Items from a dataset:
=====

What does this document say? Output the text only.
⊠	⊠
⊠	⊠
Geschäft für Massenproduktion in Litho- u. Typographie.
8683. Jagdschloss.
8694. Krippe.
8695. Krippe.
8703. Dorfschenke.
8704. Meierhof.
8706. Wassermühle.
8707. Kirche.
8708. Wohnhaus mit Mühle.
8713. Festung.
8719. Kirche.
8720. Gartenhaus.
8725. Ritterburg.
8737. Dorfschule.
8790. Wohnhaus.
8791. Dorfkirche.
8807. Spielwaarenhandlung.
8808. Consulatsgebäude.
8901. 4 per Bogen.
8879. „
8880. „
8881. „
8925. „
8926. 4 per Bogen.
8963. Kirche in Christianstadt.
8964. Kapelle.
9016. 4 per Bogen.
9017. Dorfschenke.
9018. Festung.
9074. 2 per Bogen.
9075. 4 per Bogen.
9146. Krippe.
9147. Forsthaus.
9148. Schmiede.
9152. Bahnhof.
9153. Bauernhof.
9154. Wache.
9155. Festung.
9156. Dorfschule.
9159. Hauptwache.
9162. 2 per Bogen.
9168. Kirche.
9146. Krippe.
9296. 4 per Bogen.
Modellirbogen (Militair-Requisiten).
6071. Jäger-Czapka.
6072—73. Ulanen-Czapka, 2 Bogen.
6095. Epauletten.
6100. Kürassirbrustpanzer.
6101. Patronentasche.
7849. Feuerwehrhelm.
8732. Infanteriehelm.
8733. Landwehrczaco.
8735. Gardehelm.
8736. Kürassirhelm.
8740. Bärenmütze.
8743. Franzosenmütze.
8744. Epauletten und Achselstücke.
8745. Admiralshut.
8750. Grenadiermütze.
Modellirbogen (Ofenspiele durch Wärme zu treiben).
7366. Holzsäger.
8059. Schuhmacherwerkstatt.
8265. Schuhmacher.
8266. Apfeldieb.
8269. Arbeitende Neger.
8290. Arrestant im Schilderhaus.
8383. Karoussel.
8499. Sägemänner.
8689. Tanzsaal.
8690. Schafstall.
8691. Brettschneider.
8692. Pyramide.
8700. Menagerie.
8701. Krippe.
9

=====

**EXERCISE DETAILS**
Print all of the data exactly as it was given.

**OUTPUT**
What does this document say? Output the text only.
⊠	⊠
⊠	⊠
Geschäft für Massenproduktion in Litho- u. Typographie.
8683. Jagdschloss.
8694. Krippe.
8695. Krippe.
8703. Dorfschenke.
8704. Meierhof.
8706. Wassermühle.
8707. Kirche.
8708. Wohnhaus mit Mühle.
8713. Festung.
8719. Kirche.
8720. Gartenhaus.
8725. Ritterburg.
8737. Dorfschule.
8790. Wohnhaus.
8791. Dorfkirche.
8807. Spielwaarenhandlung.
8808. Consulatsgebäude.
8901. 4 per Bogen.
8879. „
8880. „
8881. „
8925. „
8926. 4 per Bogen.
8963. Kirche in Christianstadt.
8964. Kapelle.
9016. 4 per Bogen.
9017. Dorfschenke.
9018. Festung.
9074. 2 per Bogen.
9075. 4 per Bogen.
9146. Krippe.
9147. Forsthaus.
9148. Schmiede.
9152. Bahnhof.
9153. Bauernhof.
9154. Wache.
9155. Festung.
9156. Dorfschule.
9159. Hauptwache.
9162. 2 per Bogen.
9168. Kirche.
9146. Krippe.
9296. 4 per Bogen.
Modellirbogen (Militair-Requisiten).
6071. Jäger-Czapka.
6072—73. Ulanen-Czapka, 2 Bogen.
6095. Epauletten.
6100. Kürassirbrustpanzer.
6101. Patronentasche.
7849. Feuerwehrhelm.
8732. Infanteriehelm.
8733. Landwehrczaco.
8735. Gardehelm.
8736. Kürassirhelm.
8740. Bärenmütze.
8743. Franzosenmütze.
8744. Epauletten und Achselstücke.
8745. Admiralshut.
8750. Grenadiermütze.
Modellirbogen (Ofenspiele durch Wärme zu treiben).
7366. Holzsäger.
8059. Schuhmacherwerkstatt.
8265. Schuhmacher.
8266. Apfeldieb.
8269. Arbeitende Neger.
8290. Arrestant im Schilderhaus.
8383. Karoussel.
8499. Sägemänner.
8689. Tanzsaal.
8690. Schafstall.
8691. Brettschneider.
8692. Pyramide.
8700. Menagerie.
8701. Krippe.
9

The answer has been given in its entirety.